===== Task material =====

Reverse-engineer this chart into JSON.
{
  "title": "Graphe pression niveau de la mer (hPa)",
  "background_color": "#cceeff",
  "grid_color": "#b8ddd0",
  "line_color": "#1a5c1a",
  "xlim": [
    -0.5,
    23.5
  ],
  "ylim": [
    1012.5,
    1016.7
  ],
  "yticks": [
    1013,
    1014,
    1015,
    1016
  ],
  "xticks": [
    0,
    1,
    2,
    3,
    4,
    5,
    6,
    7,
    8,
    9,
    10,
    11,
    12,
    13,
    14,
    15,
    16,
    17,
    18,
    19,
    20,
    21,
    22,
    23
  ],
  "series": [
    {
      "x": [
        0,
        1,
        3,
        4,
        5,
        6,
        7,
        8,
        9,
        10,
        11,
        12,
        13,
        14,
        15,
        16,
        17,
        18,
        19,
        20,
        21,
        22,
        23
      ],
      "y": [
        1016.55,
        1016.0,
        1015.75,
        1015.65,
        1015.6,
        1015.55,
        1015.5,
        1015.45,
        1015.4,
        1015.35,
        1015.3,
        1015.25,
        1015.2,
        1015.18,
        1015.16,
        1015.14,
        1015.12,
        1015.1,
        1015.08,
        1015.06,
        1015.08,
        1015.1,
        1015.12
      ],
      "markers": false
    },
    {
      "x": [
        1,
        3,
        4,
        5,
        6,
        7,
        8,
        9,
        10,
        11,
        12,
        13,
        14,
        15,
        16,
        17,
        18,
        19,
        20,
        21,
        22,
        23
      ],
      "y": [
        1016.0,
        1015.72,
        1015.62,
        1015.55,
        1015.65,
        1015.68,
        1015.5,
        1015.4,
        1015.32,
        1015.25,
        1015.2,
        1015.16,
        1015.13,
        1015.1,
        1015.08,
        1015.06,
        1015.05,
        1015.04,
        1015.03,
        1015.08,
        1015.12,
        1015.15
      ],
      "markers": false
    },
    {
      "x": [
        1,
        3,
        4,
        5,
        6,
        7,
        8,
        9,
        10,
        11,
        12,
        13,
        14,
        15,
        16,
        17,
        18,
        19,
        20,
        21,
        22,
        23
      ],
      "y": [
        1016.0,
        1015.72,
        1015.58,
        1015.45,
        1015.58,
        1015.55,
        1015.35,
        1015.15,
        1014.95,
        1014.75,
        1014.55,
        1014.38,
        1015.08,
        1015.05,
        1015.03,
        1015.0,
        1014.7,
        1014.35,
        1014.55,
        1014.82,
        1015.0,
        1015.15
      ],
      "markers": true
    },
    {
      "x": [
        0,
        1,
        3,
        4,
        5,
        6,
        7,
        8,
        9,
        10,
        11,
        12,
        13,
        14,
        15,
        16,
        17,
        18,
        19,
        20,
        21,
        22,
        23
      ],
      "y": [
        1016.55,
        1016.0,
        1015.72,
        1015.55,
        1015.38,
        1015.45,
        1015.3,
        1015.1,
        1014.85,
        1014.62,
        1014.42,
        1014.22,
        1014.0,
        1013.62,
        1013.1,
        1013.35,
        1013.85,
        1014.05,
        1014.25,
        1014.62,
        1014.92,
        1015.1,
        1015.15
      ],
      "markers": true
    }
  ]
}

=====

(Exercise)
All the entries above need to be reproduced exactly.

(Output below)
Reverse-engineer this chart into JSON.
{
  "title": "Graphe pression niveau de la mer (hPa)",
  "background_color": "#cceeff",
  "grid_color": "#b8ddd0",
  "line_color": "#1a5c1a",
  "xlim": [
    -0.5,
    23.5
  ],
  "ylim": [
    1012.5,
    1016.7
  ],
  "yticks": [
    1013,
    1014,
    1015,
    1016
  ],
  "xticks": [
    0,
    1,
    2,
    3,
    4,
    5,
    6,
    7,
    8,
    9,
    10,
    11,
    12,
    13,
    14,
    15,
    16,
    17,
    18,
    19,
    20,
    21,
    22,
    23
  ],
  "series": [
    {
      "x": [
        0,
        1,
        3,
        4,
        5,
        6,
        7,
        8,
        9,
        10,
        11,
        12,
        13,
        14,
        15,
        16,
        17,
        18,
        19,
        20,
        21,
        22,
        23
      ],
      "y": [
        1016.55,
        1016.0,
        1015.75,
        1015.65,
        1015.6,
        1015.55,
        1015.5,
        1015.45,
        1015.4,
        1015.35,
        1015.3,
        1015.25,
        1015.2,
        1015.18,
        1015.16,
        1015.14,
        1015.12,
        1015.1,
        1015.08,
        1015.06,
        1015.08,
        1015.1,
        1015.12
      ],
      "markers": false
    },
    {
      "x": [
        1,
        3,
        4,
        5,
        6,
        7,
        8,
        9,
        10,
        11,
        12,
        13,
        14,
        15,
        16,
        17,
        18,
        19,
        20,
        21,
        22,
        23
      ],
      "y": [
        1016.0,
        1015.72,
        1015.62,
        1015.55,
        1015.65,
        1015.68,
        1015.5,
        1015.4,
        1015.32,
        1015.25,
        1015.2,
        1015.16,
        1015.13,
        1015.1,
        1015.08,
        1015.06,
        1015.05,
        1015.04,
        1015.03,
        1015.08,
        1015.12,
        1015.15
      ],
      "markers": false
    },
    {
      "x": [
        1,
        3,
        4,
        5,
        6,
        7,
        8,
        9,
        10,
        11,
        12,
        13,
        14,
        15,
        16,
        17,
        18,
        19,
        20,
        21,
        22,
        23
      ],
      "y": [
        1016.0,
        1015.72,
        1015.58,
        1015.45,
        1015.58,
        1015.55,
        1015.35,
        1015.15,
        1014.95,
        1014.75,
        1014.55,
        1014.38,
        1015.08,
        1015.05,
        1015.03,
        1015.0,
        1014.7,
        1014.35,
        1014.55,
        1014.82,
        1015.0,
        1015.15
      ],
      "markers": true
    },
    {
      "x": [
        0,
        1,
        3,
        4,
        5,
        6,
        7,
        8,
        9,
        10,
        11,
        12,
        13,
        14,
        15,
        16,
        17,
        18,
        19,
        20,
        21,
        22,
        23
      ],
      "y": [
        1016.55,
        1016.0,
        1015.72,
        1015.55,
        1015.38,
        1015.45,
        1015.3,
        1015.1,
        1014.85,
        1014.62,
        1014.42,
        1014.22,
        1014.0,
        1013.62,
        1013.1,
        1013.35,
        1013.85,
        1014.05,
        1014.25,
        1014.62,
        1014.92,
        1015.1,
        1015.15
      ],
      "markers": true
    }
  ]
}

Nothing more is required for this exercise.